▶ **WHAT THE EXERCISE ASKS**: Please repeat all of the listing exactly.

◇ ◇ ◇ ◇

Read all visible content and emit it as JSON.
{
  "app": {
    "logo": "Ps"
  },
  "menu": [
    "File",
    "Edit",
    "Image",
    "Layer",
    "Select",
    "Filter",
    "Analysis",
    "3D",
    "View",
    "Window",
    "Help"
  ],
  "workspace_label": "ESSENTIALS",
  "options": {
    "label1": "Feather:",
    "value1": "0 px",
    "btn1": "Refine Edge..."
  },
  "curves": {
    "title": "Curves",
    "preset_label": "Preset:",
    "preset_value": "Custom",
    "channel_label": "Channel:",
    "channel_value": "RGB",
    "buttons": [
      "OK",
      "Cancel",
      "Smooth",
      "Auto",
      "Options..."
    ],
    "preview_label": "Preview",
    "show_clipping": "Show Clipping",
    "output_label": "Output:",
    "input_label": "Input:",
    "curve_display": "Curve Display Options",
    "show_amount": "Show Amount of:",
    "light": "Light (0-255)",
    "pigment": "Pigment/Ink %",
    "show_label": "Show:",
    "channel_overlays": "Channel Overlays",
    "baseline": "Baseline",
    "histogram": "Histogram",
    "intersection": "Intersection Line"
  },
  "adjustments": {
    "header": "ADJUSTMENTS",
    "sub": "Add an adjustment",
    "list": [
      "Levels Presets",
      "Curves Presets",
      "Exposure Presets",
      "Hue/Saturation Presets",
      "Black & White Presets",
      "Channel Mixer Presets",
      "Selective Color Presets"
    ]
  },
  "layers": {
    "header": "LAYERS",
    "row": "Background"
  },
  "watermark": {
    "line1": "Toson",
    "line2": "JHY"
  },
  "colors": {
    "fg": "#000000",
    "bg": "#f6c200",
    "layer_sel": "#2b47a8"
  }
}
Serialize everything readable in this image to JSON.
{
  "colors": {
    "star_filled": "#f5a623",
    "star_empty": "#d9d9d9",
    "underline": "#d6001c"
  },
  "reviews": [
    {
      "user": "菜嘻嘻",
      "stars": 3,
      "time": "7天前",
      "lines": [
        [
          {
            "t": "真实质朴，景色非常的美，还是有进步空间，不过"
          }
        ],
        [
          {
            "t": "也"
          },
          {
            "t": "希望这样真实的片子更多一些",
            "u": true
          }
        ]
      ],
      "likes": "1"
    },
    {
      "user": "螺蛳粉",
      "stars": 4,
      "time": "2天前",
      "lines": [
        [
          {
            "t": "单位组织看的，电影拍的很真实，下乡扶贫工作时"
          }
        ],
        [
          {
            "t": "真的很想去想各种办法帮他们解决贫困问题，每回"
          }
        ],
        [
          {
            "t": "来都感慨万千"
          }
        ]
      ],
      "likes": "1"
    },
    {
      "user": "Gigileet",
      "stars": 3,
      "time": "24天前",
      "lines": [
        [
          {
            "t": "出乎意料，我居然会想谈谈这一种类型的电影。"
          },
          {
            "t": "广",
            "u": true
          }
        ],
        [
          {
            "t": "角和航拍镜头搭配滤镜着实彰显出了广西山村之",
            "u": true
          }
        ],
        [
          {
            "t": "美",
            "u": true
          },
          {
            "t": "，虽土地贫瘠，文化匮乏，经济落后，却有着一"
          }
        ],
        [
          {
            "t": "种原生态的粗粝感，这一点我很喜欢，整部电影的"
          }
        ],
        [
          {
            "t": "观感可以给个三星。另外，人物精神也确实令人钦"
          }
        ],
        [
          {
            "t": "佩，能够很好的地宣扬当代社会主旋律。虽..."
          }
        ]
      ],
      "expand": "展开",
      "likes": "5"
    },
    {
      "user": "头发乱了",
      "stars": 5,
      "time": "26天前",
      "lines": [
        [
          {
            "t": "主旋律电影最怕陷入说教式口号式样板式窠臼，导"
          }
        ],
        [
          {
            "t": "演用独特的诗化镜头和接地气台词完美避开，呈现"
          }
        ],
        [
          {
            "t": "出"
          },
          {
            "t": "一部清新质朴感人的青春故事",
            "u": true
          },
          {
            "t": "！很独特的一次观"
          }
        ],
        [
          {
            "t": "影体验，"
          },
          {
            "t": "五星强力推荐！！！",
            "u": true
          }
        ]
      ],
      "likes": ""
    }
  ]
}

◇ ◇ ◇ ◇

▶ **CORRECT ANSWER**:
Read all visible content and emit it as JSON.
{
  "app": {
    "logo": "Ps"
  },
  "menu": [
    "File",
    "Edit",
    "Image",
    "Layer",
    "Select",
    "Filter",
    "Analysis",
    "3D",
    "View",
    "Window",
    "Help"
  ],
  "workspace_label": "ESSENTIALS",
  "options": {
    "label1": "Feather:",
    "value1": "0 px",
    "btn1": "Refine Edge..."
  },
  "curves": {
    "title": "Curves",
    "preset_label": "Preset:",
    "preset_value": "Custom",
    "channel_label": "Channel:",
    "channel_value": "RGB",
    "buttons": [
      "OK",
      "Cancel",
      "Smooth",
      "Auto",
      "Options..."
    ],
    "preview_label": "Preview",
    "show_clipping": "Show Clipping",
    "output_label": "Output:",
    "input_label": "Input:",
    "curve_display": "Curve Display Options",
    "show_amount": "Show Amount of:",
    "light": "Light (0-255)",
    "pigment": "Pigment/Ink %",
    "show_label": "Show:",
    "channel_overlays": "Channel Overlays",
    "baseline": "Baseline",
    "histogram": "Histogram",
    "intersection": "Intersection Line"
  },
  "adjustments": {
    "header": "ADJUSTMENTS",
    "sub": "Add an adjustment",
    "list": [
      "Levels Presets",
      "Curves Presets",
      "Exposure Presets",
      "Hue/Saturation Presets",
      "Black & White Presets",
      "Channel Mixer Presets",
      "Selective Color Presets"
    ]
  },
  "layers": {
    "header": "LAYERS",
    "row": "Background"
  },
  "watermark": {
    "line1": "Toson",
    "line2": "JHY"
  },
  "colors": {
    "fg": "#000000",
    "bg": "#f6c200",
    "layer_sel": "#2b47a8"
  }
}
Serialize everything readable in this image to JSON.
{
  "colors": {
    "star_filled": "#f5a623",
    "star_empty": "#d9d9d9",
    "underline": "#d6001c"
  },
  "reviews": [
    {
      "user": "菜嘻嘻",
      "stars": 3,
      "time": "7天前",
      "lines": [
        [
          {
            "t": "真实质朴，景色非常的美，还是有进步空间，不过"
          }
        ],
        [
          {
            "t": "也"
          },
          {
            "t": "希望这样真实的片子更多一些",
            "u": true
          }
        ]
      ],
      "likes": "1"
    },
    {
      "user": "螺蛳粉",
      "stars": 4,
      "time": "2天前",
      "lines": [
        [
          {
            "t": "单位组织看的，电影拍的很真实，下乡扶贫工作时"
          }
        ],
        [
          {
            "t": "真的很想去想各种办法帮他们解决贫困问题，每回"
          }
        ],
        [
          {
            "t": "来都感慨万千"
          }
        ]
      ],
      "likes": "1"
    },
    {
      "user": "Gigileet",
      "stars": 3,
      "time": "24天前",
      "lines": [
        [
          {
            "t": "出乎意料，我居然会想谈谈这一种类型的电影。"
          },
          {
            "t": "广",
            "u": true
          }
        ],
        [
          {
            "t": "角和航拍镜头搭配滤镜着实彰显出了广西山村之",
            "u": true
          }
        ],
        [
          {
            "t": "美",
            "u": true
          },
          {
            "t": "，虽土地贫瘠，文化匮乏，经济落后，却有着一"
          }
        ],
        [
          {
            "t": "种原生态的粗粝感，这一点我很喜欢，整部电影的"
          }
        ],
        [
          {
            "t": "观感可以给个三星。另外，人物精神也确实令人钦"
          }
        ],
        [
          {
            "t": "佩，能够很好的地宣扬当代社会主旋律。虽..."
          }
        ]
      ],
      "expand": "展开",
      "likes": "5"
    },
    {
      "user": "头发乱了",
      "stars": 5,
      "time": "26天前",
      "lines": [
        [
          {
            "t": "主旋律电影最怕陷入说教式口号式样板式窠臼，导"
          }
        ],
        [
          {
            "t": "演用独特的诗化镜头和接地气台词完美避开，呈现"
          }
        ],
        [
          {
            "t": "出"
          },
          {
            "t": "一部清新质朴感人的青春故事",
            "u": true
          },
          {
            "t": "！很独特的一次观"
          }
        ],
        [
          {
            "t": "影体验，"
          },
          {
            "t": "五星强力推荐！！！",
            "u": true
          }
        ]
      ],
      "likes": ""
    }
  ]
}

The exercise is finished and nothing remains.